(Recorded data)
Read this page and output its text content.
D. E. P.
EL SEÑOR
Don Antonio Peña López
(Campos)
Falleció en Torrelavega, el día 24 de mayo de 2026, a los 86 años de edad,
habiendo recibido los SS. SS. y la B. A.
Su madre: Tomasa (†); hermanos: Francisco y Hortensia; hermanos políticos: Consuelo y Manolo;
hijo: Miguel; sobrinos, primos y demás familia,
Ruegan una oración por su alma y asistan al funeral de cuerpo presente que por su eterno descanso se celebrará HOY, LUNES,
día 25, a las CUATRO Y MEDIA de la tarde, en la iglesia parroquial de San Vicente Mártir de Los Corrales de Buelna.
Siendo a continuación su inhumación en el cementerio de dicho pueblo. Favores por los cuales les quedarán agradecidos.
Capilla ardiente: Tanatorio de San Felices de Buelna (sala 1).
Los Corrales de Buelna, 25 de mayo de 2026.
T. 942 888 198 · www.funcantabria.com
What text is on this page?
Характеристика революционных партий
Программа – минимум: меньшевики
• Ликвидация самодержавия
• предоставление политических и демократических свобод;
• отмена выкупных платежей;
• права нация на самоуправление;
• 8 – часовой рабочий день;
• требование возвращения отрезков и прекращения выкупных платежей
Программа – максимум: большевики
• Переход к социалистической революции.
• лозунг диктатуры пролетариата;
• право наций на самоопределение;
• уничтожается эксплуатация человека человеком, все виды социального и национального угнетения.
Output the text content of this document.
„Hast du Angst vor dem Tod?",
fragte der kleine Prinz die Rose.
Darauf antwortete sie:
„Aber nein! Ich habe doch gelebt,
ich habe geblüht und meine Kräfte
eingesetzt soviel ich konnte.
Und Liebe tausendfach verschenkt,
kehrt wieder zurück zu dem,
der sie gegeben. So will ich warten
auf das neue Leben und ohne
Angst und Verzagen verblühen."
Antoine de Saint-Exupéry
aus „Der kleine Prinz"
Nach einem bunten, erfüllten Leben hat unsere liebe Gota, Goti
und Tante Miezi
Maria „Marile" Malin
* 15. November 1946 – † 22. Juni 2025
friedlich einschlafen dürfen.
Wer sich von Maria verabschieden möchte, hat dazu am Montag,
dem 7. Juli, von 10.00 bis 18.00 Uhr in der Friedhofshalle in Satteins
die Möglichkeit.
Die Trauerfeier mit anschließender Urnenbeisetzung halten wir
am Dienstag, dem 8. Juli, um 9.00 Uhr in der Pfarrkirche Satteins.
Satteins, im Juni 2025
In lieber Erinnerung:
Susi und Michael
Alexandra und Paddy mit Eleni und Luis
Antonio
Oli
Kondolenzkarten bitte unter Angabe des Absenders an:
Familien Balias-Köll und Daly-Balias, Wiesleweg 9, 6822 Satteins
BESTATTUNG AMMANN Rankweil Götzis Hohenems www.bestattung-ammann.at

**Exercise directions**
Copy out every line where the word "Prinz" occurs.

**Worked answer**
fragte der kleine Prinz die Rose.
aus „Der kleine Prinz"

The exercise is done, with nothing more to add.